-- Start Supplied information --
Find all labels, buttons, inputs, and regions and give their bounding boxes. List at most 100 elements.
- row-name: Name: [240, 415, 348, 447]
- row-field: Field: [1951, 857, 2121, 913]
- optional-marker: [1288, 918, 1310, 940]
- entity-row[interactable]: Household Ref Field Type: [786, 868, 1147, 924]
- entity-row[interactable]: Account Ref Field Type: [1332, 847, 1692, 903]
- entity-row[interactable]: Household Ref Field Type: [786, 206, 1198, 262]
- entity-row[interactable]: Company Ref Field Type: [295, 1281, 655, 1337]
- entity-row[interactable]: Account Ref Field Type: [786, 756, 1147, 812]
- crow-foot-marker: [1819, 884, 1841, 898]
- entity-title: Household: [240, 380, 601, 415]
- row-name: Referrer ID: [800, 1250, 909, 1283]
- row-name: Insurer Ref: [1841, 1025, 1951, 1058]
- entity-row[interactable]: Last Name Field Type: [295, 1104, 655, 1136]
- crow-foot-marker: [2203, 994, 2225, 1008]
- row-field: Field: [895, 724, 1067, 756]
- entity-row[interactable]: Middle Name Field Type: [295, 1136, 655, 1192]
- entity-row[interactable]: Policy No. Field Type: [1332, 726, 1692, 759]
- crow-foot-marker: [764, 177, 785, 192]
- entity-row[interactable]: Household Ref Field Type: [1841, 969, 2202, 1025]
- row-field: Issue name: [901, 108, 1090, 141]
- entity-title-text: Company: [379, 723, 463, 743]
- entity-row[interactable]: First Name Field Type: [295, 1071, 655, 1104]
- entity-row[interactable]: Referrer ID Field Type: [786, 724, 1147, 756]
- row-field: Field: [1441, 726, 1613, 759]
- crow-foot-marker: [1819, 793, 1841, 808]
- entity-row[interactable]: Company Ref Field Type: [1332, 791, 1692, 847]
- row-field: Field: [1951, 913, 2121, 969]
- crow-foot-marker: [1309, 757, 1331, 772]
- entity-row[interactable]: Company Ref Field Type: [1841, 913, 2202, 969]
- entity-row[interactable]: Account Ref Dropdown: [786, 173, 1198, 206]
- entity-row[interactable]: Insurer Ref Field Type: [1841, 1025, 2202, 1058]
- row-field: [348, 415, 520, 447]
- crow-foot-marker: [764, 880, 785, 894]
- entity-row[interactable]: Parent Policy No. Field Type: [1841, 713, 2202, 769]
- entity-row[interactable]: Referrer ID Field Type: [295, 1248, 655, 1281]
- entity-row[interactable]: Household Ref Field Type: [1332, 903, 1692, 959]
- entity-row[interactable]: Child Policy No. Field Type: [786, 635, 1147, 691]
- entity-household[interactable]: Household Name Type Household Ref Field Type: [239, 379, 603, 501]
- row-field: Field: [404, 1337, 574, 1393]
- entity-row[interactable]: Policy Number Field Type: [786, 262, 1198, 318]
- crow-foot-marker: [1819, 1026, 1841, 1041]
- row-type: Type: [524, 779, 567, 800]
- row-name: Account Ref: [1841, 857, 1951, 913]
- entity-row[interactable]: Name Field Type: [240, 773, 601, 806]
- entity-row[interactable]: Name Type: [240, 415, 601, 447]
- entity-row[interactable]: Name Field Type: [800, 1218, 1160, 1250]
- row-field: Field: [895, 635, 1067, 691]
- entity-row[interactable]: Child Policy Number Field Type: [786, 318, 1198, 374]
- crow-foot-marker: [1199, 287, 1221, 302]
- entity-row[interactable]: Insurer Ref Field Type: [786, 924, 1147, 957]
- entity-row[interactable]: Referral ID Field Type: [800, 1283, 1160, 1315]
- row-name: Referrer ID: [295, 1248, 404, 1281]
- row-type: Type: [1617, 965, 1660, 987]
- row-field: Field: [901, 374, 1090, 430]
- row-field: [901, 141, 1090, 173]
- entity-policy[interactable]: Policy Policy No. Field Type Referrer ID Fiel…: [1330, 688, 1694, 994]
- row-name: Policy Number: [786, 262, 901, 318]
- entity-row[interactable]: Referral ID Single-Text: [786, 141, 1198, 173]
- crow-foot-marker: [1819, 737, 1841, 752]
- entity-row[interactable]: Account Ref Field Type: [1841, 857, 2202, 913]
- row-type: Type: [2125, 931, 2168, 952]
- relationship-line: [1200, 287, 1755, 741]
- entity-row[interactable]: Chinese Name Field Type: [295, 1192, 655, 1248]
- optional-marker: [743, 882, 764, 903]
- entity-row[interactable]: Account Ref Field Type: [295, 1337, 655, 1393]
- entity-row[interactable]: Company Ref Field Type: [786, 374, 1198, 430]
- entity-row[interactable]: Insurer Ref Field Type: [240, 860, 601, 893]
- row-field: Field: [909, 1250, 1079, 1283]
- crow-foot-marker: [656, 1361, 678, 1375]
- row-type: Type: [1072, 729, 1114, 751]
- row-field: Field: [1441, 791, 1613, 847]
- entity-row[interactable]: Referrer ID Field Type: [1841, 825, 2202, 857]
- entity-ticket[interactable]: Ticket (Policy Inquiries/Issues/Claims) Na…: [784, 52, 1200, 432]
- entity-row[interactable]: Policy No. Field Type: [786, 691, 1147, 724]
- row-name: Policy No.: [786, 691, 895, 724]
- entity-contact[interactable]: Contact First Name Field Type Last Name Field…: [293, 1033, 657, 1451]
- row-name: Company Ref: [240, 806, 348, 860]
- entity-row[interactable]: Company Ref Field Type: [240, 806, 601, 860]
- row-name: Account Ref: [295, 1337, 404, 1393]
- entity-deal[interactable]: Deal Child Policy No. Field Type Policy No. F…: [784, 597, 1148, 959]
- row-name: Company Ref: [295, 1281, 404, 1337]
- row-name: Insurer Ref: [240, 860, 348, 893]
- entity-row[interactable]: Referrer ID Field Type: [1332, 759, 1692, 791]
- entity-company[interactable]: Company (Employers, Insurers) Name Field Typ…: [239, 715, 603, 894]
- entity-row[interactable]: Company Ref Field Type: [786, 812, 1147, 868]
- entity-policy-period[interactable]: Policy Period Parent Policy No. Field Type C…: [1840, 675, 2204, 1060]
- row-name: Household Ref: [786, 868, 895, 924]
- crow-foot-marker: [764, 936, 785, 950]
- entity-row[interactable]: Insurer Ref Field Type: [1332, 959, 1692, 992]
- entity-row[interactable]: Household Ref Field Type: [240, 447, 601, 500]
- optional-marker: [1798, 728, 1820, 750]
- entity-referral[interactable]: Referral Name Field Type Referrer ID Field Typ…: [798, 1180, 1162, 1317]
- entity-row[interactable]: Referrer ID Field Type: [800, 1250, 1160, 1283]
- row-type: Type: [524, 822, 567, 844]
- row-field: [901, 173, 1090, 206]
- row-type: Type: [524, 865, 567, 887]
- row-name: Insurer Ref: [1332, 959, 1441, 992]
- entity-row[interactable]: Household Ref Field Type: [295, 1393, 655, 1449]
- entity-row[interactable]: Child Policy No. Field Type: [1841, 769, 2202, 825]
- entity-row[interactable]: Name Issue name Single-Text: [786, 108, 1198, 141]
-- End Supplied information --
> **Aim**: Put every row above into a numbered list, one line per item, with any blank lines dropped.

> **The output**:
1. Find all labels, buttons, inputs, and regions and give their bounding boxes. List at most 100 elements.
2. - row-name: Name: [240, 415, 348, 447]
3. - row-field: Field: [1951, 857, 2121, 913]
4. - optional-marker: [1288, 918, 1310, 940]
5. - entity-row[interactable]: Household Ref Field Type: [786, 868, 1147, 924]
6. - entity-row[interactable]: Account Ref Field Type: [1332, 847, 1692, 903]
7. - entity-row[interactable]: Household Ref Field Type: [786, 206, 1198, 262]
8. - entity-row[interactable]: Company Ref Field Type: [295, 1281, 655, 1337]
9. - entity-row[interactable]: Account Ref Field Type: [786, 756, 1147, 812]
10. - crow-foot-marker: [1819, 884, 1841, 898]
11. - entity-title: Household: [240, 380, 601, 415]
12. - row-name: Referrer ID: [800, 1250, 909, 1283]
13. - row-name: Insurer Ref: [1841, 1025, 1951, 1058]
14. - entity-row[interactable]: Last Name Field Type: [295, 1104, 655, 1136]
15. - crow-foot-marker: [2203, 994, 2225, 1008]
16. - row-field: Field: [895, 724, 1067, 756]
17. - entity-row[interactable]: Middle Name Field Type: [295, 1136, 655, 1192]
18. - entity-row[interactable]: Policy No. Field Type: [1332, 726, 1692, 759]
19. - crow-foot-marker: [764, 177, 785, 192]
20. - entity-row[interactable]: Household Ref Field Type: [1841, 969, 2202, 1025]
21. - row-field: Issue name: [901, 108, 1090, 141]
22. - entity-title-text: Company: [379, 723, 463, 743]
23. - entity-row[interactable]: First Name Field Type: [295, 1071, 655, 1104]
24. - entity-row[interactable]: Referrer ID Field Type: [786, 724, 1147, 756]
25. - row-field: Field: [1441, 726, 1613, 759]
26. - crow-foot-marker: [1819, 793, 1841, 808]
27. - entity-row[interactable]: Company Ref Field Type: [1332, 791, 1692, 847]
28. - row-field: Field: [1951, 913, 2121, 969]
29. - crow-foot-marker: [1309, 757, 1331, 772]
30. - entity-row[interactable]: Company Ref Field Type: [1841, 913, 2202, 969]
31. - entity-row[interactable]: Account Ref Dropdown: [786, 173, 1198, 206]
32. - entity-row[interactable]: Insurer Ref Field Type: [1841, 1025, 2202, 1058]
33. - row-field: [348, 415, 520, 447]
34. - crow-foot-marker: [764, 880, 785, 894]
35. - entity-row[interactable]: Parent Policy No. Field Type: [1841, 713, 2202, 769]
36. - entity-row[interactable]: Referrer ID Field Type: [295, 1248, 655, 1281]
37. - entity-row[interactable]: Household Ref Field Type: [1332, 903, 1692, 959]
38. - entity-row[interactable]: Child Policy No. Field Type: [786, 635, 1147, 691]
39. - entity-household[interactable]: Household Name Type Household Ref Field Type: [239, 379, 603, 501]
40. - row-field: Field: [404, 1337, 574, 1393]
41. - entity-row[interactable]: Policy Number Field Type: [786, 262, 1198, 318]
42. - crow-foot-marker: [1819, 1026, 1841, 1041]
43. - row-type: Type: [524, 779, 567, 800]
44. - row-name: Account Ref: [1841, 857, 1951, 913]
45. - entity-row[interactable]: Name Field Type: [240, 773, 601, 806]
46. - entity-row[interactable]: Name Type: [240, 415, 601, 447]
47. - entity-row[interactable]: Name Field Type: [800, 1218, 1160, 1250]
48. - row-field: Field: [895, 635, 1067, 691]
49. - entity-row[interactable]: Child Policy Number Field Type: [786, 318, 1198, 374]
50. - crow-foot-marker: [1199, 287, 1221, 302]
51. - entity-row[interactable]: Insurer Ref Field Type: [786, 924, 1147, 957]
52. - entity-row[interactable]: Referral ID Field Type: [800, 1283, 1160, 1315]
53. - row-name: Referrer ID: [295, 1248, 404, 1281]
54. - row-type: Type: [1617, 965, 1660, 987]
55. - row-field: Field: [901, 374, 1090, 430]
56. - row-field: [901, 141, 1090, 173]
57. - entity-policy[interactable]: Policy Policy No. Field Type Referrer ID Fiel…: [1330, 688, 1694, 994]
58. - row-name: Policy Number: [786, 262, 901, 318]
59. - entity-row[interactable]: Referral ID Single-Text: [786, 141, 1198, 173]
60. - crow-foot-marker: [1819, 737, 1841, 752]
61. - entity-row[interactable]: Account Ref Field Type: [1841, 857, 2202, 913]
62. - row-type: Type: [2125, 931, 2168, 952]
63. - relationship-line: [1200, 287, 1755, 741]
64. - entity-row[interactable]: Chinese Name Field Type: [295, 1192, 655, 1248]
65. - optional-marker: [743, 882, 764, 903]
66. - entity-row[interactable]: Account Ref Field Type: [295, 1337, 655, 1393]
67. - entity-row[interactable]: Company Ref Field Type: [786, 374, 1198, 430]
68. - entity-row[interactable]: Insurer Ref Field Type: [240, 860, 601, 893]
69. - row-field: Field: [909, 1250, 1079, 1283]
70. - crow-foot-marker: [656, 1361, 678, 1375]
71. - row-type: Type: [1072, 729, 1114, 751]
72. - row-field: Field: [1441, 791, 1613, 847]
73. - entity-row[interactable]: Referrer ID Field Type: [1841, 825, 2202, 857]
74. - entity-ticket[interactable]: Ticket (Policy Inquiries/Issues/Claims) Na…: [784, 52, 1200, 432]
75. - entity-row[interactable]: Policy No. Field Type: [786, 691, 1147, 724]
76. - row-name: Policy No.: [786, 691, 895, 724]
77. - entity-contact[interactable]: Contact First Name Field Type Last Name Field…: [293, 1033, 657, 1451]
78. - row-name: Company Ref: [240, 806, 348, 860]
79. - entity-row[interactable]: Company Ref Field Type: [240, 806, 601, 860]
80. - row-name: Account Ref: [295, 1337, 404, 1393]
81. - entity-deal[interactable]: Deal Child Policy No. Field Type Policy No. F…: [784, 597, 1148, 959]
82. - row-name: Company Ref: [295, 1281, 404, 1337]
83. - row-name: Insurer Ref: [240, 860, 348, 893]
84. - entity-row[interactable]: Referrer ID Field Type: [1332, 759, 1692, 791]
85. - entity-company[interactable]: Company (Employers, Insurers) Name Field Typ…: [239, 715, 603, 894]
86. - entity-row[interactable]: Company Ref Field Type: [786, 812, 1147, 868]
87. - entity-policy-period[interactable]: Policy Period Parent Policy No. Field Type C…: [1840, 675, 2204, 1060]
88. - row-name: Household Ref: [786, 868, 895, 924]
89. - crow-foot-marker: [764, 936, 785, 950]
90. - entity-row[interactable]: Insurer Ref Field Type: [1332, 959, 1692, 992]
91. - entity-row[interactable]: Household Ref Field Type: [240, 447, 601, 500]
92. - optional-marker: [1798, 728, 1820, 750]
93. - entity-referral[interactable]: Referral Name Field Type Referrer ID Field Typ…: [798, 1180, 1162, 1317]
94. - entity-row[interactable]: Referrer ID Field Type: [800, 1250, 1160, 1283]
95. - row-type: Type: [524, 822, 567, 844]
96. - row-field: [901, 173, 1090, 206]
97. - row-type: Type: [524, 865, 567, 887]
98. - row-name: Insurer Ref: [1332, 959, 1441, 992]
99. - entity-row[interactable]: Household Ref Field Type: [295, 1393, 655, 1449]
100. - entity-row[interactable]: Child Policy No. Field Type: [1841, 769, 2202, 825]
101. - entity-row[interactable]: Name Issue name Single-Text: [786, 108, 1198, 141]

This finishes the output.